• _TO BE DONE_
Reproduce the listing below exactly. Pictures do not belong in the copy.

• _DATA EXCERPTS_
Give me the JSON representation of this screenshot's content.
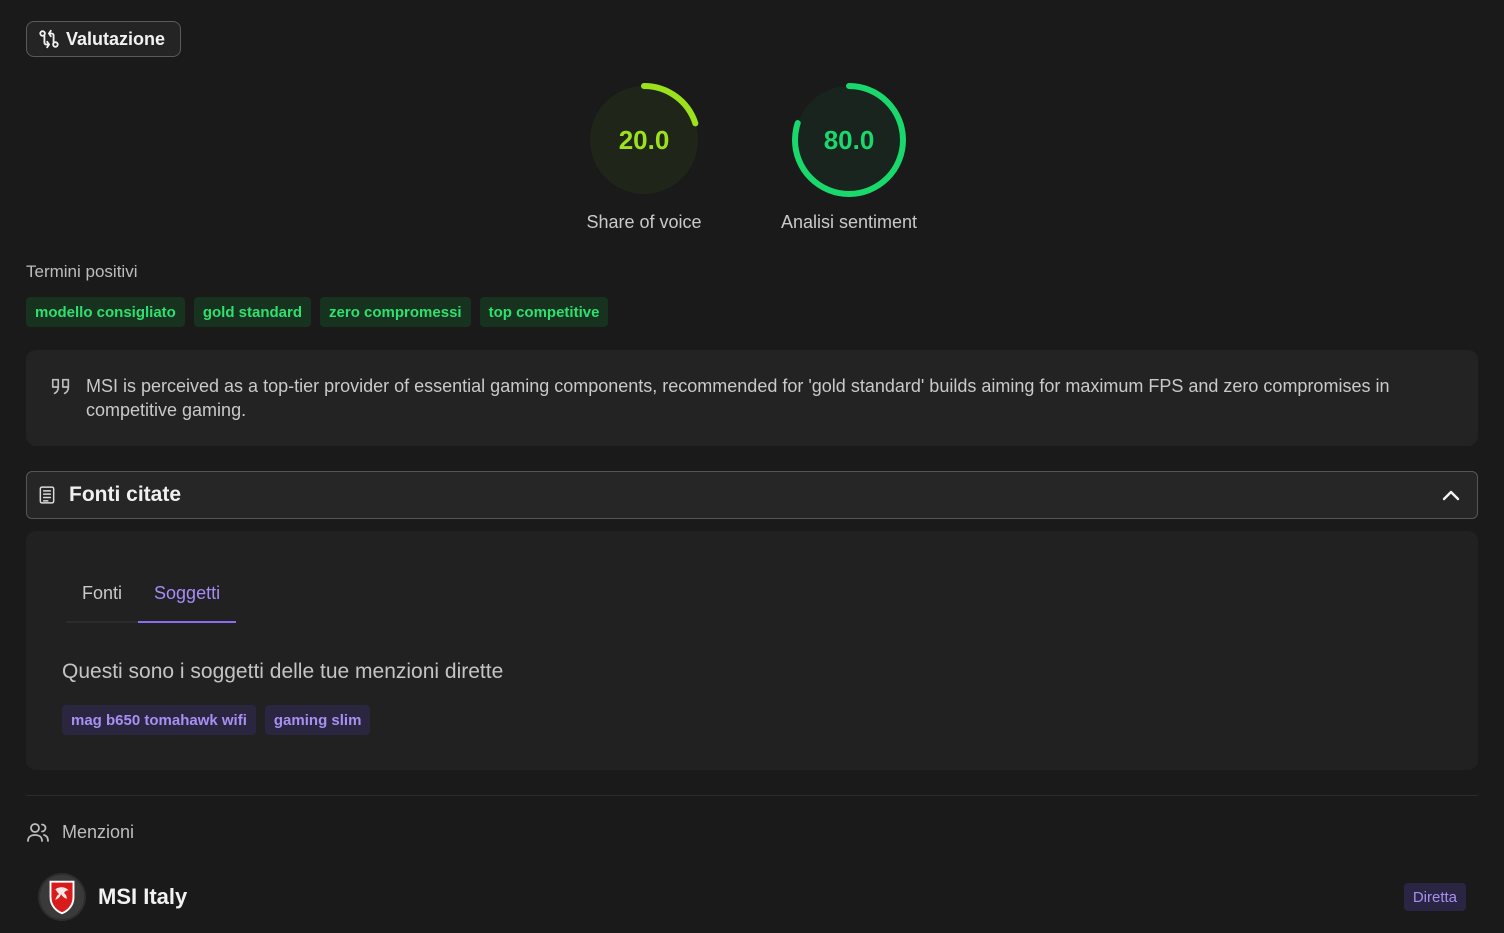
{
  "header": {
    "badge_label": "Valutazione",
    "badge_icon": "git-compare-icon"
  },
  "gauges": [
    {
      "value": "20.0",
      "percent": 20,
      "label": "Share of voice",
      "color": "#9be21c"
    },
    {
      "value": "80.0",
      "percent": 80,
      "label": "Analisi sentiment",
      "color": "#19d86c"
    }
  ],
  "positive_terms": {
    "label": "Termini positivi",
    "tags": [
      "modello consigliato",
      "gold standard",
      "zero compromessi",
      "top competitive"
    ]
  },
  "quote": {
    "text": "MSI is perceived as a top-tier provider of essential gaming components, recommended for 'gold standard' builds aiming for maximum FPS and zero compromises in competitive gaming."
  },
  "sources_accordion": {
    "title": "Fonti citate",
    "expanded": true
  },
  "sources_tabs": {
    "tabs": [
      "Fonti",
      "Soggetti"
    ],
    "active": "Soggetti",
    "description": "Questi sono i soggetti delle tue menzioni dirette",
    "subjects": [
      "mag b650 tomahawk wifi",
      "gaming slim"
    ]
  },
  "mentions": {
    "label": "Menzioni",
    "items": [
      {
        "name": "MSI Italy",
        "type": "Diretta"
      }
    ]
  },
  "colors": {
    "accent_green": "#2ee06e",
    "accent_purple": "#a88ff2",
    "background": "#1a1a1a"
  }
}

• _EXPECTED ANSWER_
Give me the JSON representation of this screenshot's content.
{
  "header": {
    "badge_label": "Valutazione",
    "badge_icon": "git-compare-icon"
  },
  "gauges": [
    {
      "value": "20.0",
      "percent": 20,
      "label": "Share of voice",
      "color": "#9be21c"
    },
    {
      "value": "80.0",
      "percent": 80,
      "label": "Analisi sentiment",
      "color": "#19d86c"
    }
  ],
  "positive_terms": {
    "label": "Termini positivi",
    "tags": [
      "modello consigliato",
      "gold standard",
      "zero compromessi",
      "top competitive"
    ]
  },
  "quote": {
    "text": "MSI is perceived as a top-tier provider of essential gaming components, recommended for 'gold standard' builds aiming for maximum FPS and zero compromises in competitive gaming."
  },
  "sources_accordion": {
    "title": "Fonti citate",
    "expanded": true
  },
  "sources_tabs": {
    "tabs": [
      "Fonti",
      "Soggetti"
    ],
    "active": "Soggetti",
    "description": "Questi sono i soggetti delle tue menzioni dirette",
    "subjects": [
      "mag b650 tomahawk wifi",
      "gaming slim"
    ]
  },
  "mentions": {
    "label": "Menzioni",
    "items": [
      {
        "name": "MSI Italy",
        "type": "Diretta"
      }
    ]
  },
  "colors": {
    "accent_green": "#2ee06e",
    "accent_purple": "#a88ff2",
    "background": "#1a1a1a"
  }
}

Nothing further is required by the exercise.